▶ _GIVEN TASK_: Filter the entries that follow, copying every line in which the word "Number" appears.

[A block of data]
[start]
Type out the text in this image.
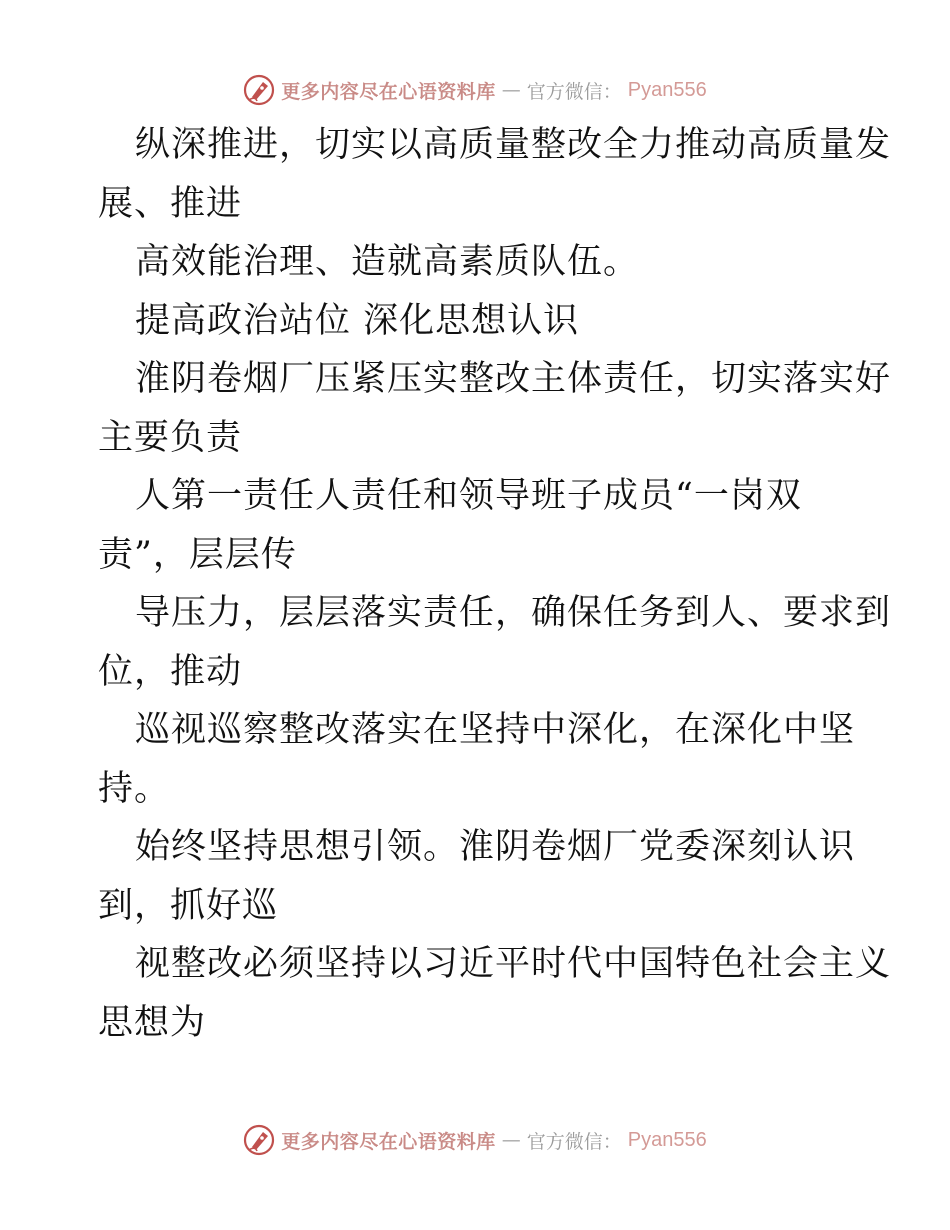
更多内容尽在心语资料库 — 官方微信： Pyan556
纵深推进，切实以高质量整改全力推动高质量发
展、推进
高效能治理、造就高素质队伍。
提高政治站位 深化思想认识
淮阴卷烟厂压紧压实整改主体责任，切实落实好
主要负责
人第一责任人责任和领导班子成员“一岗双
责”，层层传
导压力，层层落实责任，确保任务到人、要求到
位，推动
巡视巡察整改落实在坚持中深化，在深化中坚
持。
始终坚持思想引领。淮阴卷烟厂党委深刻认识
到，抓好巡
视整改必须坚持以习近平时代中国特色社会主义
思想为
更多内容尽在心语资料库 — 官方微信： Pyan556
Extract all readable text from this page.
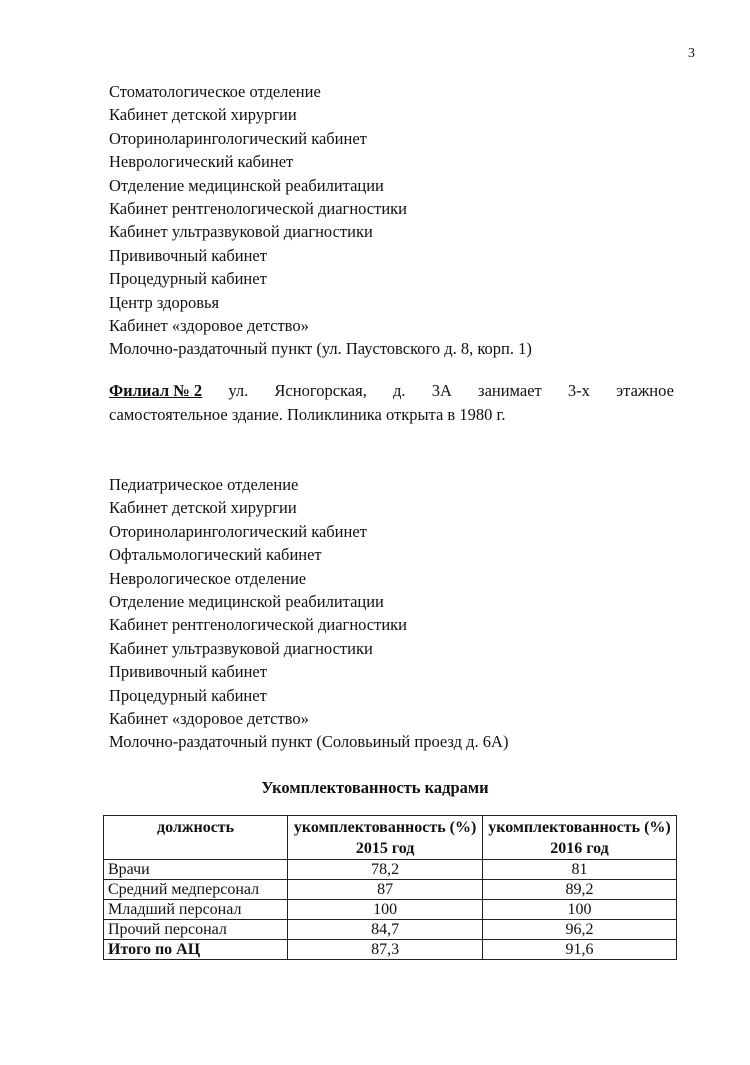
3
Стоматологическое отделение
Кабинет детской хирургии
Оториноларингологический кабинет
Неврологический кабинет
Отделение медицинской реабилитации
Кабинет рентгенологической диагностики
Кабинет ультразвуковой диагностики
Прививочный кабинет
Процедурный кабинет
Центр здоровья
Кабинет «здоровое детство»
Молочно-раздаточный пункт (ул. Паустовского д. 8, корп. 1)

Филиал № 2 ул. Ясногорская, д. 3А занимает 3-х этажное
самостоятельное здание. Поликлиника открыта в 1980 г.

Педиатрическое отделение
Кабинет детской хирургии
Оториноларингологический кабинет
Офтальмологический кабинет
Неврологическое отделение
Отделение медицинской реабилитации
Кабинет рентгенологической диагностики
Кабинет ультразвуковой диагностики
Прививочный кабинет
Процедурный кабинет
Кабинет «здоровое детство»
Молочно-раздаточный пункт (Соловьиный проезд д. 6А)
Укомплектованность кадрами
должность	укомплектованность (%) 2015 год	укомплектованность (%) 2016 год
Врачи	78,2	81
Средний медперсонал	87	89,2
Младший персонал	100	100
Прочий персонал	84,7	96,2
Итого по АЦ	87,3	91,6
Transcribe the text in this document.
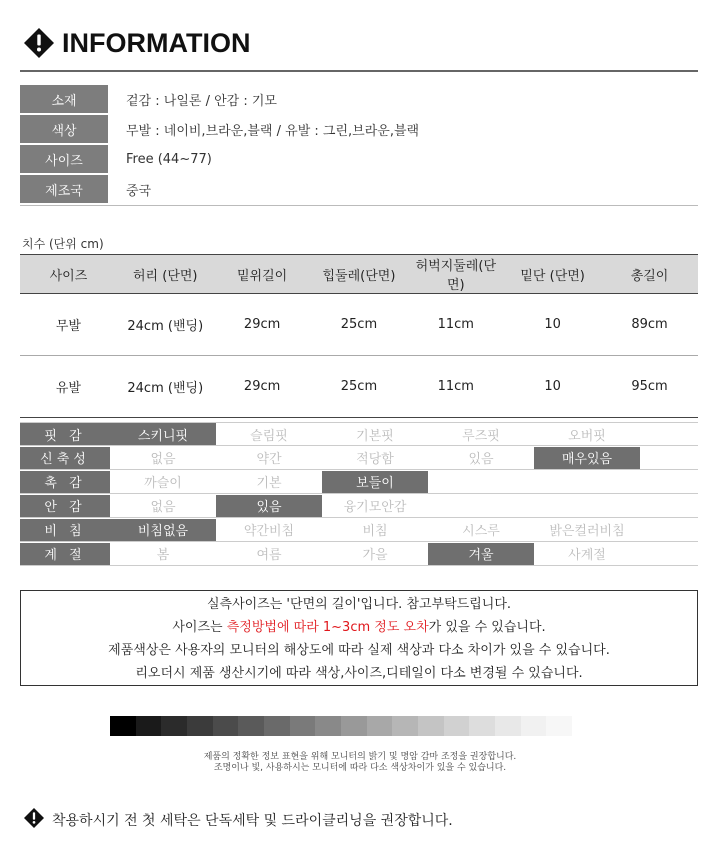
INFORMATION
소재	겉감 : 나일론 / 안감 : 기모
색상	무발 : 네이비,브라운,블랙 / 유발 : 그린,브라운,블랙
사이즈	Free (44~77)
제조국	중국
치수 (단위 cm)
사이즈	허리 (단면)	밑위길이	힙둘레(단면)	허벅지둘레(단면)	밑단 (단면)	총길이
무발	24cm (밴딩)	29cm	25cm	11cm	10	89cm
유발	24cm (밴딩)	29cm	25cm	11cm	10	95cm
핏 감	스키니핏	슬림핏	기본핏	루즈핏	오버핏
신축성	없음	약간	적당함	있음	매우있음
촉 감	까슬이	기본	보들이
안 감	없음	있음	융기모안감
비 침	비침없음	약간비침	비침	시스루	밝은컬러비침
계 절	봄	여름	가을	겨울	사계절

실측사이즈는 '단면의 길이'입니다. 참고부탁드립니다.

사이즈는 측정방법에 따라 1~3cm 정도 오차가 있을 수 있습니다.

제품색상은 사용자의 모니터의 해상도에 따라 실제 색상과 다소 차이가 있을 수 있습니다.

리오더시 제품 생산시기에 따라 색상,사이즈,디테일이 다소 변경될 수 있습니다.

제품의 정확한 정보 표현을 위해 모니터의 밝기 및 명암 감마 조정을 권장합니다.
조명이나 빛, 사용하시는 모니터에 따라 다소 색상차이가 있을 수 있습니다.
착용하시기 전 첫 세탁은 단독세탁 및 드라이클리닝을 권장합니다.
[end]
[start]
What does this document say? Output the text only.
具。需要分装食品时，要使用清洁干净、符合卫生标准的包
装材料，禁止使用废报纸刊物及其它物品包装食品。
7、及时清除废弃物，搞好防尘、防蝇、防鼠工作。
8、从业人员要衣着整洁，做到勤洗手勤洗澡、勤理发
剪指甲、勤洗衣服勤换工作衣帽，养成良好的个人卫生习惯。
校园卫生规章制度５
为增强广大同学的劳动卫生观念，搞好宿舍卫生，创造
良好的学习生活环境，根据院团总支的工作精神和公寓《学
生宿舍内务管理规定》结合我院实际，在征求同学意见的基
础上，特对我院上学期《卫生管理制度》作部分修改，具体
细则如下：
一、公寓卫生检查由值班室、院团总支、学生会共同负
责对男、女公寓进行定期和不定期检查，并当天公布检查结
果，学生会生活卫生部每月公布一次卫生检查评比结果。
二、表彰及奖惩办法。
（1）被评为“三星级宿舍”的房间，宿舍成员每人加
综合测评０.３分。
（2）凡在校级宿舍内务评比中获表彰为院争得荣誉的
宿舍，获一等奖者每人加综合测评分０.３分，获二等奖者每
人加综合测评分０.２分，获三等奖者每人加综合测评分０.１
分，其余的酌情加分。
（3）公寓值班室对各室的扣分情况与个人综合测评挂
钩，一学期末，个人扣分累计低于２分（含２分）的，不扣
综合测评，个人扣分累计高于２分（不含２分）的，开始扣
[end]
[start]
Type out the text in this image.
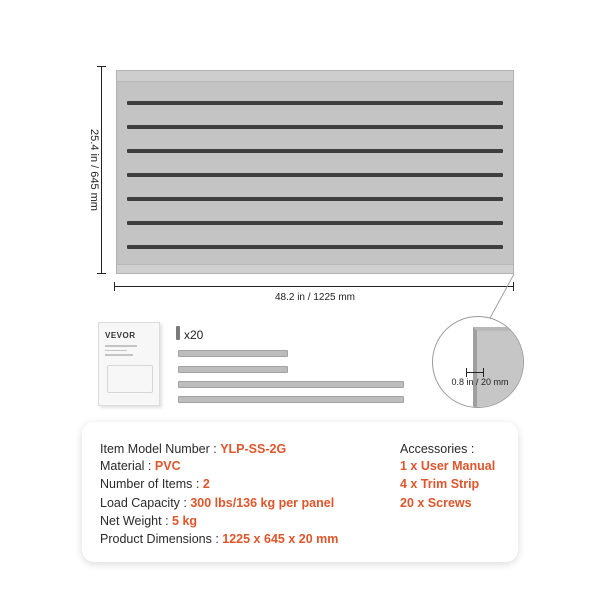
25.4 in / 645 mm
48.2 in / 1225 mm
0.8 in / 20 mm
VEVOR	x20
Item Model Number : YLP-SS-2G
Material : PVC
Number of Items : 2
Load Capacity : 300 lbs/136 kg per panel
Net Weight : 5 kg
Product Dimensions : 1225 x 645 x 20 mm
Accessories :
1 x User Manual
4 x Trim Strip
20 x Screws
[end]
▶ _FINAL ANSWER_:
Item Model Number : YLP-SS-2G
Number of Items : 2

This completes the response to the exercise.